GIVEN TASK → Among the lines listed below, count those that include the string "close", and state only the count.
___ RECORD LIST ___
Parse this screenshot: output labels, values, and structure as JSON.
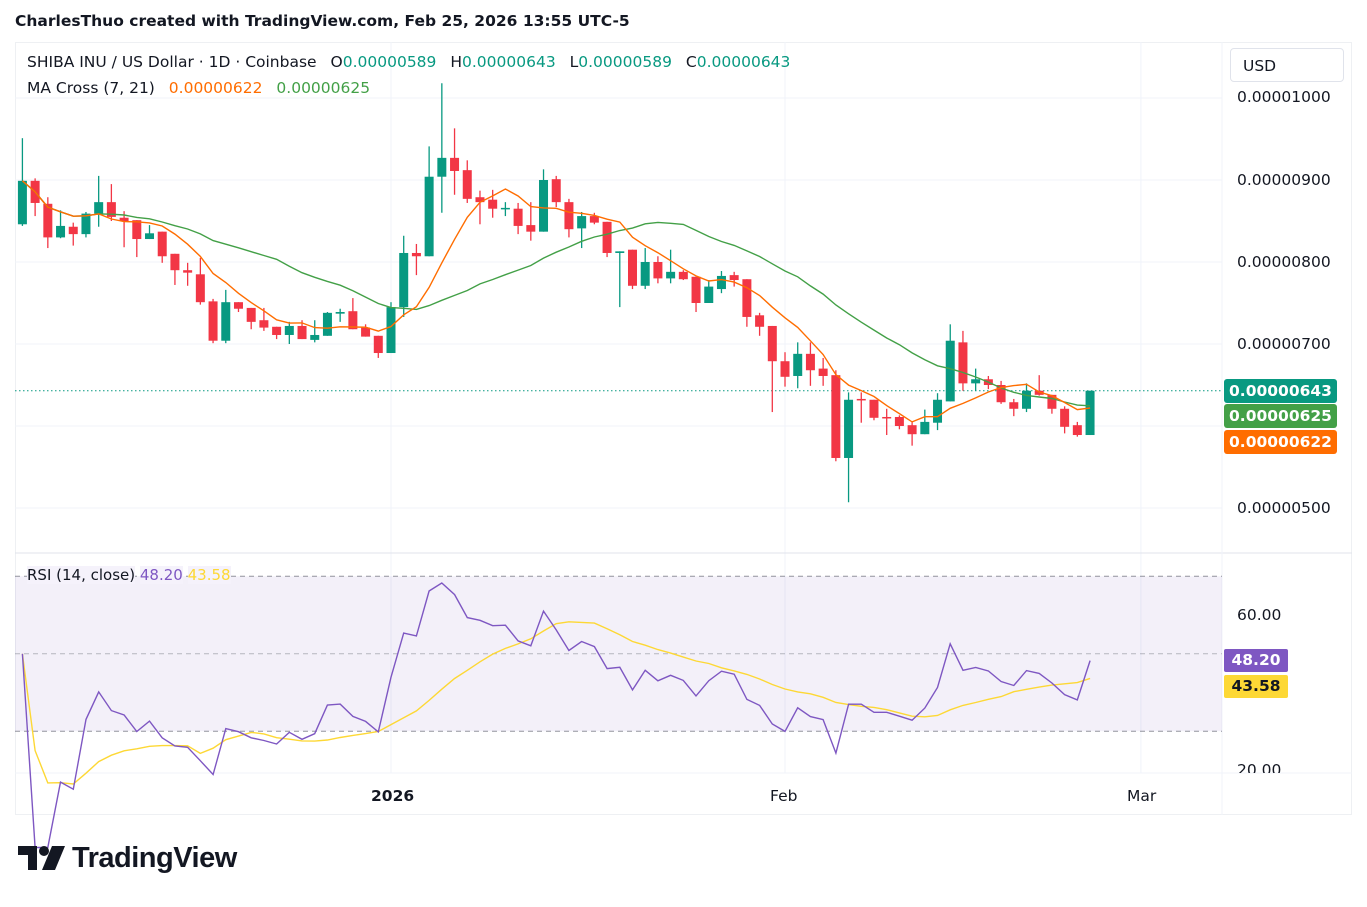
{
  "credit": "CharlesThuo created with TradingView.com, Feb 25, 2026 13:55 UTC-5",
  "legend": {
    "symbol": "SHIBA INU / US Dollar · 1D · Coinbase",
    "o_label": "O",
    "o_value": "0.00000589",
    "h_label": "H",
    "h_value": "0.00000643",
    "l_label": "L",
    "l_value": "0.00000589",
    "c_label": "C",
    "c_value": "0.00000643",
    "ma_title": "MA Cross (7, 21)",
    "ma_fast_value": "0.00000622",
    "ma_slow_value": "0.00000625"
  },
  "rsi_legend": {
    "title": "RSI (14, close)",
    "rsi_value": "48.20",
    "rsi_ma_value": "43.58"
  },
  "currency_button": "USD",
  "logo_text": "TradingView",
  "colors": {
    "up": "#089981",
    "down": "#f23645",
    "ma_fast": "#ff6d00",
    "ma_slow": "#43a047",
    "rsi": "#7e57c2",
    "rsi_ma": "#fdd835",
    "rsi_band": "#7e57c2"
  },
  "chart_data": [
    {
      "type": "candlestick",
      "title": "SHIBA INU / US Dollar · 1D · Coinbase",
      "ylim": [
        4.3e-06,
        1.06e-05
      ],
      "y_ticks": [
        "0.00001000",
        "0.00000900",
        "0.00000800",
        "0.00000700",
        "0.00000500"
      ],
      "x_ticks": [
        "2026",
        "Feb",
        "Mar"
      ],
      "grid": true,
      "price_line": {
        "value": 6.43e-06,
        "label": "0.00000643"
      },
      "price_badges": [
        {
          "label": "0.00000643",
          "role": "last-price"
        },
        {
          "label": "0.00000625",
          "role": "ma-slow"
        },
        {
          "label": "0.00000622",
          "role": "ma-fast"
        }
      ],
      "indicators": [
        {
          "name": "MA Cross (7, 21)",
          "fast": 7,
          "slow": 21
        }
      ],
      "columns": [
        "date",
        "open",
        "high",
        "low",
        "close"
      ],
      "candles": [
        [
          "2025-12-03",
          8.46e-06,
          9.51e-06,
          8.44e-06,
          8.99e-06
        ],
        [
          "2025-12-04",
          8.99e-06,
          9.02e-06,
          8.56e-06,
          8.72e-06
        ],
        [
          "2025-12-05",
          8.71e-06,
          8.79e-06,
          8.17e-06,
          8.3e-06
        ],
        [
          "2025-12-06",
          8.3e-06,
          8.63e-06,
          8.29e-06,
          8.44e-06
        ],
        [
          "2025-12-07",
          8.43e-06,
          8.48e-06,
          8.2e-06,
          8.34e-06
        ],
        [
          "2025-12-08",
          8.34e-06,
          8.61e-06,
          8.3e-06,
          8.59e-06
        ],
        [
          "2025-12-09",
          8.59e-06,
          9.05e-06,
          8.43e-06,
          8.73e-06
        ],
        [
          "2025-12-10",
          8.73e-06,
          8.95e-06,
          8.5e-06,
          8.55e-06
        ],
        [
          "2025-12-11",
          8.54e-06,
          8.62e-06,
          8.18e-06,
          8.5e-06
        ],
        [
          "2025-12-12",
          8.51e-06,
          8.51e-06,
          8.06e-06,
          8.28e-06
        ],
        [
          "2025-12-13",
          8.28e-06,
          8.45e-06,
          8.28e-06,
          8.35e-06
        ],
        [
          "2025-12-14",
          8.37e-06,
          8.37e-06,
          7.99e-06,
          8.07e-06
        ],
        [
          "2025-12-15",
          8.1e-06,
          8.1e-06,
          7.72e-06,
          7.9e-06
        ],
        [
          "2025-12-16",
          7.9e-06,
          7.99e-06,
          7.71e-06,
          7.87e-06
        ],
        [
          "2025-12-17",
          7.85e-06,
          8.05e-06,
          7.48e-06,
          7.51e-06
        ],
        [
          "2025-12-18",
          7.52e-06,
          7.55e-06,
          7.01e-06,
          7.04e-06
        ],
        [
          "2025-12-19",
          7.04e-06,
          7.66e-06,
          7.01e-06,
          7.51e-06
        ],
        [
          "2025-12-20",
          7.51e-06,
          7.51e-06,
          7.39e-06,
          7.43e-06
        ],
        [
          "2025-12-21",
          7.44e-06,
          7.44e-06,
          7.18e-06,
          7.27e-06
        ],
        [
          "2025-12-22",
          7.29e-06,
          7.44e-06,
          7.16e-06,
          7.2e-06
        ],
        [
          "2025-12-23",
          7.21e-06,
          7.21e-06,
          7.06e-06,
          7.11e-06
        ],
        [
          "2025-12-24",
          7.11e-06,
          7.27e-06,
          7e-06,
          7.22e-06
        ],
        [
          "2025-12-25",
          7.22e-06,
          7.29e-06,
          7.06e-06,
          7.06e-06
        ],
        [
          "2025-12-26",
          7.05e-06,
          7.29e-06,
          7.02e-06,
          7.11e-06
        ],
        [
          "2025-12-27",
          7.1e-06,
          7.39e-06,
          7.1e-06,
          7.38e-06
        ],
        [
          "2025-12-28",
          7.37e-06,
          7.43e-06,
          7.27e-06,
          7.39e-06
        ],
        [
          "2025-12-29",
          7.4e-06,
          7.56e-06,
          7.18e-06,
          7.18e-06
        ],
        [
          "2025-12-30",
          7.2e-06,
          7.24e-06,
          7.09e-06,
          7.09e-06
        ],
        [
          "2025-12-31",
          7.1e-06,
          7.1e-06,
          6.83e-06,
          6.89e-06
        ],
        [
          "2026-01-01",
          6.89e-06,
          7.51e-06,
          6.89e-06,
          7.45e-06
        ],
        [
          "2026-01-02",
          7.45e-06,
          8.32e-06,
          7.33e-06,
          8.11e-06
        ],
        [
          "2026-01-03",
          8.11e-06,
          8.22e-06,
          7.84e-06,
          8.07e-06
        ],
        [
          "2026-01-04",
          8.07e-06,
          9.41e-06,
          8.07e-06,
          9.04e-06
        ],
        [
          "2026-01-05",
          9.04e-06,
          1.018e-05,
          8.6e-06,
          9.27e-06
        ],
        [
          "2026-01-06",
          9.27e-06,
          9.63e-06,
          8.82e-06,
          9.11e-06
        ],
        [
          "2026-01-07",
          9.12e-06,
          9.24e-06,
          8.72e-06,
          8.77e-06
        ],
        [
          "2026-01-08",
          8.79e-06,
          8.87e-06,
          8.46e-06,
          8.73e-06
        ],
        [
          "2026-01-09",
          8.76e-06,
          8.88e-06,
          8.54e-06,
          8.65e-06
        ],
        [
          "2026-01-10",
          8.65e-06,
          8.73e-06,
          8.56e-06,
          8.66e-06
        ],
        [
          "2026-01-11",
          8.65e-06,
          8.72e-06,
          8.34e-06,
          8.44e-06
        ],
        [
          "2026-01-12",
          8.45e-06,
          8.73e-06,
          8.26e-06,
          8.37e-06
        ],
        [
          "2026-01-13",
          8.37e-06,
          9.13e-06,
          8.37e-06,
          9e-06
        ],
        [
          "2026-01-14",
          9.01e-06,
          9.05e-06,
          8.67e-06,
          8.73e-06
        ],
        [
          "2026-01-15",
          8.73e-06,
          8.77e-06,
          8.3e-06,
          8.4e-06
        ],
        [
          "2026-01-16",
          8.41e-06,
          8.61e-06,
          8.17e-06,
          8.56e-06
        ],
        [
          "2026-01-17",
          8.56e-06,
          8.6e-06,
          8.46e-06,
          8.48e-06
        ],
        [
          "2026-01-18",
          8.49e-06,
          8.49e-06,
          8.06e-06,
          8.11e-06
        ],
        [
          "2026-01-19",
          8.11e-06,
          8.13e-06,
          7.45e-06,
          8.13e-06
        ],
        [
          "2026-01-20",
          8.15e-06,
          8.15e-06,
          7.67e-06,
          7.71e-06
        ],
        [
          "2026-01-21",
          7.71e-06,
          8.17e-06,
          7.67e-06,
          8e-06
        ],
        [
          "2026-01-22",
          8e-06,
          8.07e-06,
          7.74e-06,
          7.8e-06
        ],
        [
          "2026-01-23",
          7.8e-06,
          8.15e-06,
          7.74e-06,
          7.88e-06
        ],
        [
          "2026-01-24",
          7.88e-06,
          7.9e-06,
          7.78e-06,
          7.79e-06
        ],
        [
          "2026-01-25",
          7.82e-06,
          7.82e-06,
          7.39e-06,
          7.5e-06
        ],
        [
          "2026-01-26",
          7.5e-06,
          7.78e-06,
          7.5e-06,
          7.7e-06
        ],
        [
          "2026-01-27",
          7.67e-06,
          7.89e-06,
          7.62e-06,
          7.83e-06
        ],
        [
          "2026-01-28",
          7.84e-06,
          7.88e-06,
          7.7e-06,
          7.78e-06
        ],
        [
          "2026-01-29",
          7.79e-06,
          7.79e-06,
          7.21e-06,
          7.33e-06
        ],
        [
          "2026-01-30",
          7.35e-06,
          7.38e-06,
          7.1e-06,
          7.21e-06
        ],
        [
          "2026-01-31",
          7.22e-06,
          7.22e-06,
          6.17e-06,
          6.79e-06
        ],
        [
          "2026-02-01",
          6.79e-06,
          6.9e-06,
          6.48e-06,
          6.6e-06
        ],
        [
          "2026-02-02",
          6.61e-06,
          7.02e-06,
          6.46e-06,
          6.88e-06
        ],
        [
          "2026-02-03",
          6.88e-06,
          7.02e-06,
          6.49e-06,
          6.68e-06
        ],
        [
          "2026-02-04",
          6.7e-06,
          6.83e-06,
          6.49e-06,
          6.61e-06
        ],
        [
          "2026-02-05",
          6.62e-06,
          6.68e-06,
          5.57e-06,
          5.61e-06
        ],
        [
          "2026-02-06",
          5.61e-06,
          6.41e-06,
          5.07e-06,
          6.32e-06
        ],
        [
          "2026-02-07",
          6.33e-06,
          6.41e-06,
          6.04e-06,
          6.32e-06
        ],
        [
          "2026-02-08",
          6.32e-06,
          6.32e-06,
          6.07e-06,
          6.1e-06
        ],
        [
          "2026-02-09",
          6.11e-06,
          6.21e-06,
          5.89e-06,
          6.1e-06
        ],
        [
          "2026-02-10",
          6.11e-06,
          6.13e-06,
          5.96e-06,
          6e-06
        ],
        [
          "2026-02-11",
          6.01e-06,
          6.06e-06,
          5.76e-06,
          5.9e-06
        ],
        [
          "2026-02-12",
          5.9e-06,
          6.2e-06,
          5.9e-06,
          6.05e-06
        ],
        [
          "2026-02-13",
          6.04e-06,
          6.4e-06,
          5.95e-06,
          6.32e-06
        ],
        [
          "2026-02-14",
          6.3e-06,
          7.24e-06,
          6.3e-06,
          7.04e-06
        ],
        [
          "2026-02-15",
          7.02e-06,
          7.16e-06,
          6.43e-06,
          6.52e-06
        ],
        [
          "2026-02-16",
          6.52e-06,
          6.7e-06,
          6.43e-06,
          6.57e-06
        ],
        [
          "2026-02-17",
          6.57e-06,
          6.61e-06,
          6.45e-06,
          6.5e-06
        ],
        [
          "2026-02-18",
          6.5e-06,
          6.55e-06,
          6.27e-06,
          6.29e-06
        ],
        [
          "2026-02-19",
          6.29e-06,
          6.33e-06,
          6.12e-06,
          6.21e-06
        ],
        [
          "2026-02-20",
          6.21e-06,
          6.52e-06,
          6.17e-06,
          6.43e-06
        ],
        [
          "2026-02-21",
          6.43e-06,
          6.62e-06,
          6.37e-06,
          6.38e-06
        ],
        [
          "2026-02-22",
          6.38e-06,
          6.38e-06,
          6.15e-06,
          6.21e-06
        ],
        [
          "2026-02-23",
          6.21e-06,
          6.24e-06,
          5.91e-06,
          5.99e-06
        ],
        [
          "2026-02-24",
          6.01e-06,
          6.05e-06,
          5.87e-06,
          5.89e-06
        ],
        [
          "2026-02-25",
          5.89e-06,
          6.43e-06,
          5.89e-06,
          6.43e-06
        ]
      ]
    },
    {
      "type": "line",
      "title": "RSI (14, close)",
      "ylim": [
        18,
        80
      ],
      "y_ticks": [
        "60.00",
        "20.00"
      ],
      "bands": {
        "upper": 70,
        "middle": 50,
        "lower": 30
      },
      "series": [
        {
          "name": "RSI",
          "last": 48.2,
          "label": "48.20"
        },
        {
          "name": "RSI MA",
          "last": 43.58,
          "label": "43.58"
        }
      ]
    }
  ]
}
___
CORRECT RESULT → 3